→ **WHAT NEEDS TO BE DONE**
Return all of the entries word for word, but omit the pictures they contain.

[Stored data entries]
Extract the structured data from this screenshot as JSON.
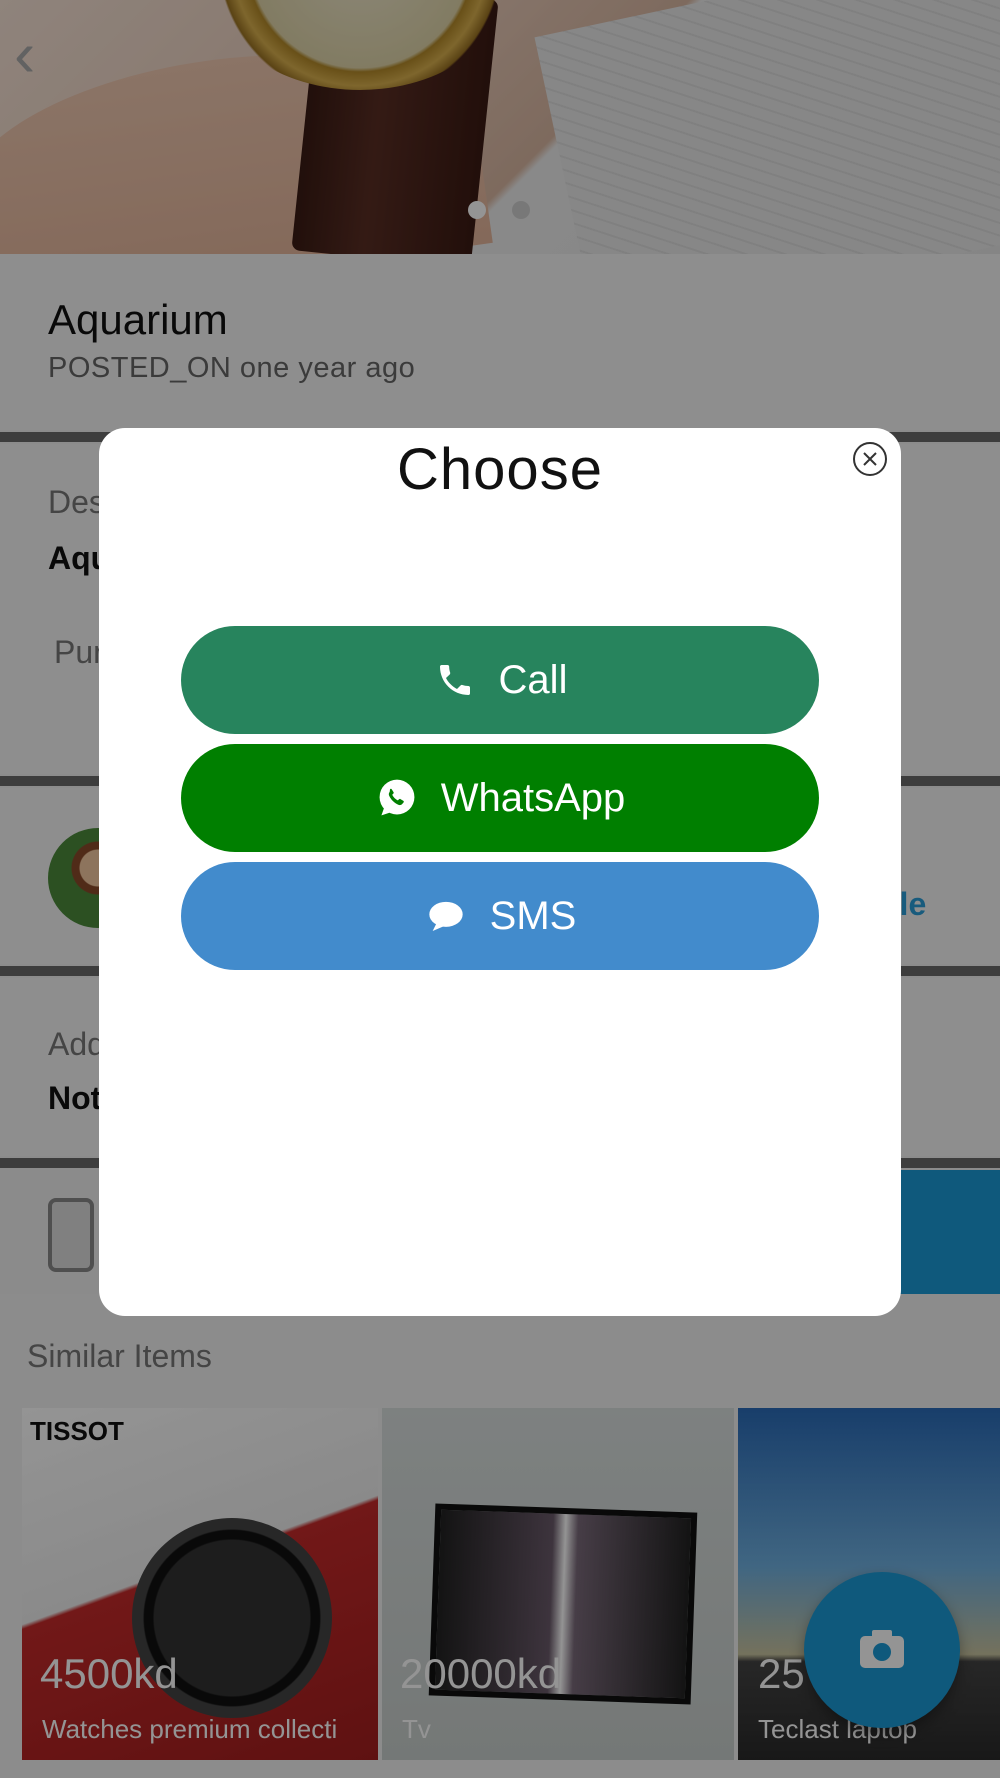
{
  "item": {
    "title": "Aquarium",
    "posted": "POSTED_ON one year ago",
    "description_label": "Des",
    "description_value": "Aqu",
    "purpose_label": "Pur",
    "address_label": "Add",
    "address_value": "Not",
    "profile_link": "file"
  },
  "similar": {
    "heading": "Similar Items",
    "items": [
      {
        "price": "4500kd",
        "caption": "Watches premium collecti",
        "brand": "TISSOT"
      },
      {
        "price": "20000kd",
        "caption": "Tv"
      },
      {
        "price": "25",
        "caption": "Teclast laptop"
      }
    ]
  },
  "dialog": {
    "title": "Choose",
    "buttons": [
      {
        "label": "Call",
        "icon": "phone-icon",
        "color": "#27845d"
      },
      {
        "label": "WhatsApp",
        "icon": "whatsapp-icon",
        "color": "#007f00"
      },
      {
        "label": "SMS",
        "icon": "chat-bubble-icon",
        "color": "#428bcc"
      }
    ]
  },
  "colors": {
    "accent": "#1a9ad6",
    "overlay": "rgba(0,0,0,0.42)"
  }
}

→ **ANSWER TO THIS TASK**
Extract the structured data from this screenshot as JSON.
{
  "item": {
    "title": "Aquarium",
    "posted": "POSTED_ON one year ago",
    "description_label": "Des",
    "description_value": "Aqu",
    "purpose_label": "Pur",
    "address_label": "Add",
    "address_value": "Not",
    "profile_link": "file"
  },
  "similar": {
    "heading": "Similar Items",
    "items": [
      {
        "price": "4500kd",
        "caption": "Watches premium collecti",
        "brand": "TISSOT"
      },
      {
        "price": "20000kd",
        "caption": "Tv"
      },
      {
        "price": "25",
        "caption": "Teclast laptop"
      }
    ]
  },
  "dialog": {
    "title": "Choose",
    "buttons": [
      {
        "label": "Call",
        "icon": "phone-icon",
        "color": "#27845d"
      },
      {
        "label": "WhatsApp",
        "icon": "whatsapp-icon",
        "color": "#007f00"
      },
      {
        "label": "SMS",
        "icon": "chat-bubble-icon",
        "color": "#428bcc"
      }
    ]
  },
  "colors": {
    "accent": "#1a9ad6",
    "overlay": "rgba(0,0,0,0.42)"
  }
}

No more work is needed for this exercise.